## ARTICLE
<<<<
In this connection it should be pointed out as to the securities which were in a safety deposit box in the Ohio Trust Company and which were the subject of the cases decided by this court in 132 Ohio St. 21, and 136 Ohio St. 517, that neither of such cases estops Mrs. Bolles from claiming her distributive share of such property in the event that she elects not to take under the will. In the first case Mrs. Bolles claimed the property in such safety deposit box under a gift inter vivos from her husband. Having lost the first case, Mrs. Bolles then claimed as cestui que trust under a resulting trust. This second case was decided against her, on the ground that the first case was res judicata of her title, legal and equitable, to the personal property in such safety deposit box at the time of her husband's death. In the instant case Mrs. Bolles claims under a right given her by statute and which was not in question in either of the foregoing cases. Here she is asserting a statutory right created under Section 10504-55, General Code. Norwood v. McDonald et al., Admrs., 142 Ohio St. 299, 52 N.E.2d 67. (Nothing said in the dissenting opinion in that case is in conflict with what is said here.)

Some confusion has crept into our law of trusts from two sources: (1) The failure to distinguish between (a) trusts created and administered prior to, and (b) trusts created after the amendment of Section 8617, General Code (109 Ohio Laws, 215), which became effective August 14, 1921; (2) the conflict in the interpretation of the nonstatutory law prior to the 1921 amendment of Section 8617, General Code, between the Redkey and Hawkins cases, infra, on one hand and the White and Watts cases, infra, on the other hand. Therefore, it may not be amiss to trace briefly our previous decisions.

Section I of an act for the prevention of frauds and perjuries, 29 Ohio Laws, 218, provided:

"That all deeds of gifts and conveyances of goods and chattels, made in trust to the use of a person or persons making the same, shall be, and hereby are declared to be void and of no effect."

Thus the statutory law stood at the time (1912) of the decision in the case of Worthington, Admr., v. Redkey, Exr., 86 Ohio St. 128, 99 N.E. 211. In that case the court said, at page 134:

"Whether a gift is inter vivos, or causa mortis, or made through the medium of a trust, it is none the less a gift and subject to the conditions which the law places upon gifts; and whether the gift is made to a third person as agent for the donor or as trustee for the donee, there must be such a distinct and absolute delivery of the property as to show a relinquishment of all dominion over the property by the donor."

As the trust settlement in the Redkey case was made subject revocation by the donor, the court concluded that neither possession of the money nor the title to it passed to the donees or to a trustee for them, saying at page 139:

"Our conclusion is that neither the possession of the money, nor the title to it, passed to the donees, nor to a trustee for them, * * * that if Redkey was acting as the agent of the donor, such agency was revoked by his principal's death."
>>>>
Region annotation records
<<<<
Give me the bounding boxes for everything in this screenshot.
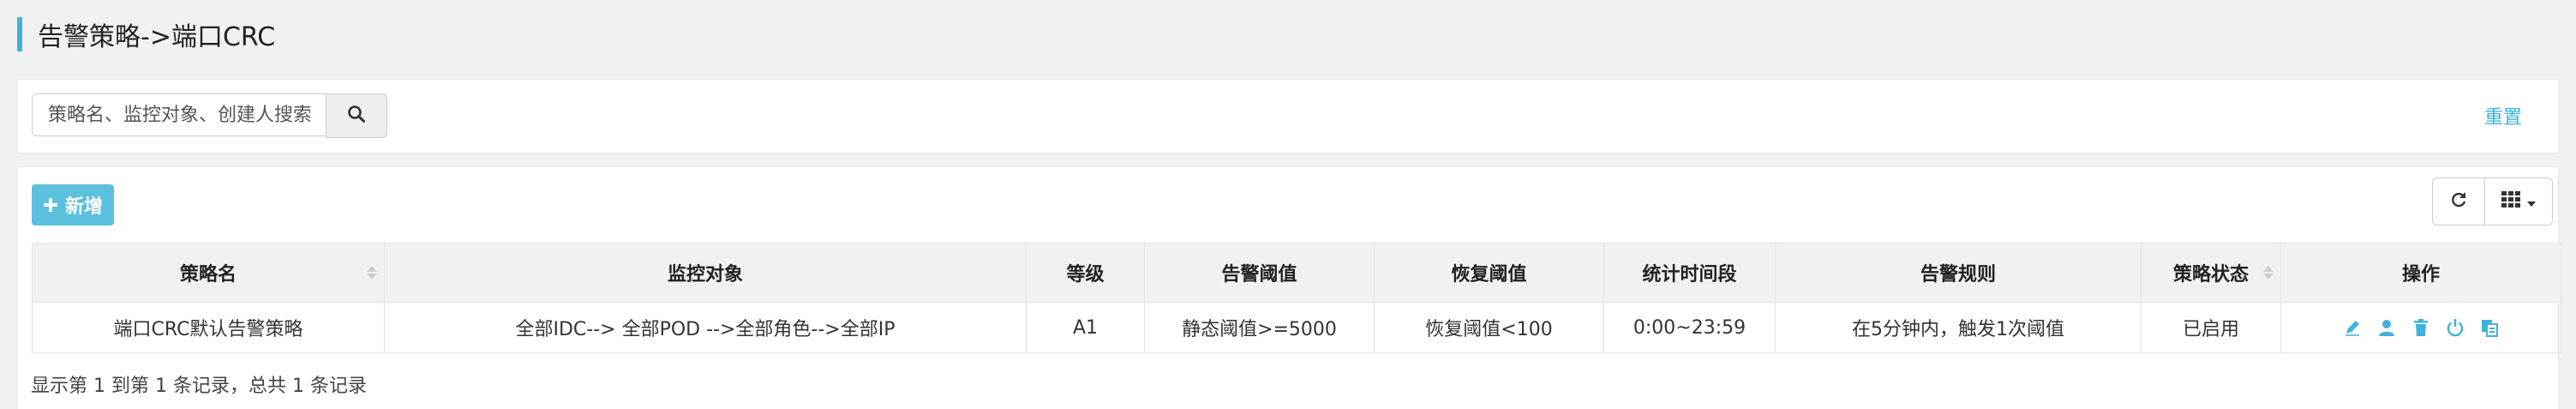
caret-down-icon bbox=[2527, 194, 2536, 210]
trash-icon[interactable] bbox=[2411, 318, 2430, 337]
column-header-target: 监控对象 bbox=[384, 243, 1027, 303]
refresh-button[interactable] bbox=[2432, 177, 2485, 226]
cell-alarm-threshold: 静态阈值>=5000 bbox=[1144, 302, 1375, 353]
sort-icon bbox=[2263, 266, 2273, 280]
plus-icon bbox=[43, 193, 58, 217]
column-header-status[interactable]: 策略状态 bbox=[2141, 243, 2281, 303]
table-tools bbox=[2432, 177, 2553, 226]
table-panel: 新增 策略名 监控对象 等级 告警阈值 恢复阈值 统计时间段 告警规则 策略状态… bbox=[17, 166, 2561, 409]
column-header-level: 等级 bbox=[1026, 243, 1145, 303]
table-row: 端口CRC默认告警策略 全部IDC--> 全部POD -->全部角色-->全部I… bbox=[32, 302, 2561, 353]
cell-recover-threshold: 恢复阈值<100 bbox=[1374, 302, 1604, 353]
search-input[interactable] bbox=[32, 93, 326, 136]
edit-icon[interactable] bbox=[2343, 318, 2362, 337]
column-header-rule: 告警规则 bbox=[1775, 243, 2142, 303]
sort-icon bbox=[367, 266, 377, 280]
cell-status: 已启用 bbox=[2141, 302, 2281, 353]
column-header-recover-threshold: 恢复阈值 bbox=[1374, 243, 1604, 303]
page-title: 告警策略->端口CRC bbox=[38, 22, 276, 52]
copy-icon[interactable] bbox=[2480, 318, 2499, 337]
cell-level: A1 bbox=[1026, 302, 1145, 353]
refresh-icon bbox=[2449, 190, 2468, 213]
user-icon[interactable] bbox=[2377, 318, 2396, 337]
row-actions bbox=[2282, 318, 2560, 337]
pagination-summary: 显示第 1 到第 1 条记录，总共 1 条记录 bbox=[31, 376, 367, 397]
strategy-table: 策略名 监控对象 等级 告警阈值 恢复阈值 统计时间段 告警规则 策略状态 操作… bbox=[32, 243, 2561, 353]
columns-icon bbox=[2501, 191, 2520, 212]
column-header-time-range: 统计时间段 bbox=[1603, 243, 1776, 303]
cell-actions bbox=[2280, 302, 2561, 353]
cell-name: 端口CRC默认告警策略 bbox=[32, 302, 385, 353]
cell-time-range: 0:00~23:59 bbox=[1603, 302, 1776, 353]
cell-rule: 在5分钟内，触发1次阈值 bbox=[1775, 302, 2142, 353]
search-panel: 重置 bbox=[17, 79, 2559, 153]
page-title-bar: 告警策略->端口CRC bbox=[17, 17, 276, 52]
power-icon[interactable] bbox=[2446, 318, 2465, 337]
search-box bbox=[32, 93, 387, 138]
column-header-alarm-threshold: 告警阈值 bbox=[1144, 243, 1375, 303]
search-button[interactable] bbox=[326, 93, 387, 138]
add-button[interactable]: 新增 bbox=[32, 184, 114, 226]
columns-toggle-button[interactable] bbox=[2485, 177, 2553, 226]
table-header-row: 策略名 监控对象 等级 告警阈值 恢复阈值 统计时间段 告警规则 策略状态 操作 bbox=[32, 243, 2561, 303]
reset-link[interactable]: 重置 bbox=[2484, 102, 2522, 129]
add-button-label: 新增 bbox=[64, 196, 103, 218]
search-icon bbox=[347, 105, 366, 127]
column-header-name[interactable]: 策略名 bbox=[32, 243, 385, 303]
column-header-actions: 操作 bbox=[2280, 243, 2561, 303]
cell-target: 全部IDC--> 全部POD -->全部角色-->全部IP bbox=[384, 302, 1027, 353]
>>>>
## TO DO
**1)** List every citation to a volume of the Ohio State reports ("Ohio St.") that appears in the opinion.
**2)** Write out the portion of the opinion starting with "Some confusion has" and going on through "our previous decisions.", substituting "uncertainty" for "confusion".

## OUTPUTS FOR THE TASKS
**1)**
132 Ohio St. 21
136 Ohio St. 517
142 Ohio St. 299
86 Ohio St. 128

**2)**
Some uncertainty has crept into our law of trusts from two sources: (1) The failure to distinguish between (a) trusts created and administered prior to, and (b) trusts created after the amendment of Section 8617, General Code (109 Ohio Laws, 215), which became effective August 14, 1921; (2) the conflict in the interpretation of the nonstatutory law prior to the 1921 amendment of Section 8617, General Code, between the Redkey and Hawkins cases, infra, on one hand and the White and Watts cases, infra, on the other hand. Therefore, it may not be amiss to trace briefly our previous decisions.